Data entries
__________

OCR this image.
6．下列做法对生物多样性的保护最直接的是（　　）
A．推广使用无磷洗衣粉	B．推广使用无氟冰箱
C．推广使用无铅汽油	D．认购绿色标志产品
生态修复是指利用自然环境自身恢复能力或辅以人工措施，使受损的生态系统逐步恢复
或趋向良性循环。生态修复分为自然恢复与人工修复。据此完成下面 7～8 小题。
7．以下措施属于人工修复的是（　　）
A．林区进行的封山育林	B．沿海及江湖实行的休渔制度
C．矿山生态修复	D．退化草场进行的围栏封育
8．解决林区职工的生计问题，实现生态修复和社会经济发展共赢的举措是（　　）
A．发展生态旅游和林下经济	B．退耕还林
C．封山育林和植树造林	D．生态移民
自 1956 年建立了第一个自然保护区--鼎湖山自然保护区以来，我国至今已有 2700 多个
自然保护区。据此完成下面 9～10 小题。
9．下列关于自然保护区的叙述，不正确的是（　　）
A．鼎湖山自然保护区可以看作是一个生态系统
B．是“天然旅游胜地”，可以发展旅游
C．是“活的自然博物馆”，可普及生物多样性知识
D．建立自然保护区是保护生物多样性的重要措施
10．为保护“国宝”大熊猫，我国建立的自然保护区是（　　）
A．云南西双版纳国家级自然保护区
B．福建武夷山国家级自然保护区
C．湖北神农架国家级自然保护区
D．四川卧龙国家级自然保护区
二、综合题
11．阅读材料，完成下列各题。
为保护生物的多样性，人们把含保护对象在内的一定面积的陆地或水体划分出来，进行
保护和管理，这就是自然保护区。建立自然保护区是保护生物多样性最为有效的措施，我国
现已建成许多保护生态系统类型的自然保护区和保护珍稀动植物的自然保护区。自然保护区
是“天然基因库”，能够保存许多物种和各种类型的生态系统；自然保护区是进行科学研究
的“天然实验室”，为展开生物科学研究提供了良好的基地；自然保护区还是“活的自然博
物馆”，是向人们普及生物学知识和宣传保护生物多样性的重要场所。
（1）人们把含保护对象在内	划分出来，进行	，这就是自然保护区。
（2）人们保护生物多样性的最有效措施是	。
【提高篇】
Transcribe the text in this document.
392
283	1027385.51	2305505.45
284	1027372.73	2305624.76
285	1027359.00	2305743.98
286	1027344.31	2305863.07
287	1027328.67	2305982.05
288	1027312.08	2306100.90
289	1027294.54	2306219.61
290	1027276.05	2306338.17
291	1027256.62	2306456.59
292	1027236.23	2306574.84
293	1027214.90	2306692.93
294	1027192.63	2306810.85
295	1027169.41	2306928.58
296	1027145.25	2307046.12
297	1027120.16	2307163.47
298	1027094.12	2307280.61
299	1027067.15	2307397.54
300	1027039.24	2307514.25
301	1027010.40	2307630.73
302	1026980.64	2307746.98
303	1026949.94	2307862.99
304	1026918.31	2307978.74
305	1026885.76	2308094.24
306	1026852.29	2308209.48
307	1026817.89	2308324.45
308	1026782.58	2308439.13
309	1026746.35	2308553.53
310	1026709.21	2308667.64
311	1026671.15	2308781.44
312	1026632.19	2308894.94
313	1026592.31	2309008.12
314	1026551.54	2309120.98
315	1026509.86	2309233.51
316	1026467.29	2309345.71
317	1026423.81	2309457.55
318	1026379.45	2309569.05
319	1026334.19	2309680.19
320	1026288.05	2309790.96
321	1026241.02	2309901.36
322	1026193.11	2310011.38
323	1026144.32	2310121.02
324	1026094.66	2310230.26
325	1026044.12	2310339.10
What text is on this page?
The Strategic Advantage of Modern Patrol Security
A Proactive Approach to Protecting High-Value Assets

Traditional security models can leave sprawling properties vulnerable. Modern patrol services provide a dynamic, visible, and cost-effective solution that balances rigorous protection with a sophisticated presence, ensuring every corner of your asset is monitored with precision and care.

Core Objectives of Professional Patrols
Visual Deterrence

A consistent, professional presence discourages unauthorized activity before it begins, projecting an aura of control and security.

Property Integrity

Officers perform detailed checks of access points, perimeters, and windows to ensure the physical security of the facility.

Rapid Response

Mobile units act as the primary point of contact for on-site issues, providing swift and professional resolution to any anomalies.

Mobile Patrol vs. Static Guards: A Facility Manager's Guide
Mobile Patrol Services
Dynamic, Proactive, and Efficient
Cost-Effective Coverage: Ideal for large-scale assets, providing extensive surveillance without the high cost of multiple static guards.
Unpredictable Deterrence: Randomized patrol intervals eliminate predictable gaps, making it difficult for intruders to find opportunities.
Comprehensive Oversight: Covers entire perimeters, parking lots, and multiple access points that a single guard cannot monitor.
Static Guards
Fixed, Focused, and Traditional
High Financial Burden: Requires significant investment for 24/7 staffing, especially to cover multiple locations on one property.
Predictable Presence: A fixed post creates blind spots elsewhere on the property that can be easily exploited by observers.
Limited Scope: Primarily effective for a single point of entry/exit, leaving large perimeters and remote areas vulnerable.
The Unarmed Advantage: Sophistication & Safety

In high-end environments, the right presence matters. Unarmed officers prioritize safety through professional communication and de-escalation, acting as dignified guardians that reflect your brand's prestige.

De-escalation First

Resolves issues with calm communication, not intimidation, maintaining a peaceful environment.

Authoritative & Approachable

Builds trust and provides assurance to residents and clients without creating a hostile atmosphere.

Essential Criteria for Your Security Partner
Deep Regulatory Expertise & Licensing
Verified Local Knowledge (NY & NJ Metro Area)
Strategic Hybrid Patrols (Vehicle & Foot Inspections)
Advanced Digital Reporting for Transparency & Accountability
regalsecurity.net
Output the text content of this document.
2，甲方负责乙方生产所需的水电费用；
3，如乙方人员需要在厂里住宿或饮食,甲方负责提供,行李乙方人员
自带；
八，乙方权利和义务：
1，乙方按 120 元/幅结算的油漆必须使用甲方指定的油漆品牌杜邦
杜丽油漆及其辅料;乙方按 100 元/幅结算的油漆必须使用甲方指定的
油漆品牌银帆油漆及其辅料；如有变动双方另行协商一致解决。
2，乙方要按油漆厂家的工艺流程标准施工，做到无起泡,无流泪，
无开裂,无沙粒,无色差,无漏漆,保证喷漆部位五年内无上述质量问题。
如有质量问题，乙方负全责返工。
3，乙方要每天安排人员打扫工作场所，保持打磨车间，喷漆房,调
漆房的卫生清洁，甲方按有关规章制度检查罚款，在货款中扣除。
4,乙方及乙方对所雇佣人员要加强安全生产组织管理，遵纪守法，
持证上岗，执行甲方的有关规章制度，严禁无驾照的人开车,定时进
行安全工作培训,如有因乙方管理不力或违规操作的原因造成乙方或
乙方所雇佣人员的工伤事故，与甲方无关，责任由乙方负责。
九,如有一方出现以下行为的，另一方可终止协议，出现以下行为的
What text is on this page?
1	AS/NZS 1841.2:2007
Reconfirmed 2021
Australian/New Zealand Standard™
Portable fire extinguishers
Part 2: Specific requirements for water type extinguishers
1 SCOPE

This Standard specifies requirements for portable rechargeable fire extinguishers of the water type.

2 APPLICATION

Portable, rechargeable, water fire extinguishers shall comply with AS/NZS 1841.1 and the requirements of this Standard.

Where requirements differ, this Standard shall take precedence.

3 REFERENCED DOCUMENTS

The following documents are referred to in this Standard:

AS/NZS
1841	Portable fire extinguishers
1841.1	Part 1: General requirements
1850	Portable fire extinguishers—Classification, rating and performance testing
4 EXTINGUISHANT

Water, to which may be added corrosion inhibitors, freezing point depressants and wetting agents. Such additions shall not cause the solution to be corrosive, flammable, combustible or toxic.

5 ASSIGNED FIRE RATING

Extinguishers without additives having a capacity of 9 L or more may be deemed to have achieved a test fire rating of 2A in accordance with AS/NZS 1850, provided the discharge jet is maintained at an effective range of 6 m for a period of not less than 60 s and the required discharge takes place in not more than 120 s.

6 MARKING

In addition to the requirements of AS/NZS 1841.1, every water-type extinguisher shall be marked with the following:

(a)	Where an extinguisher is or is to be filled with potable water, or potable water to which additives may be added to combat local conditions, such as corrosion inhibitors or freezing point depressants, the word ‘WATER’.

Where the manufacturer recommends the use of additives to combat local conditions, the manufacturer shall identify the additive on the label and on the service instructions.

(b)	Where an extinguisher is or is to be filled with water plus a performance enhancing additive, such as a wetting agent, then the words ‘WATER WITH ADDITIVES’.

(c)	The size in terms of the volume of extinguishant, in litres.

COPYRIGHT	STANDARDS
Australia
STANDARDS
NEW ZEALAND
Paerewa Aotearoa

__________

● **Set problem**
Look through the entries above. Extract each line with the word "wetting".

● **The response**
Water, to which may be added corrosion inhibitors, freezing point depressants and wetting agents. Such additions shall not cause the solution to be corrosive, flammable, combustible or toxic.
(b)	Where an extinguisher is or is to be filled with water plus a performance enhancing additive, such as a wetting agent, then the words ‘WATER WITH ADDITIVES’.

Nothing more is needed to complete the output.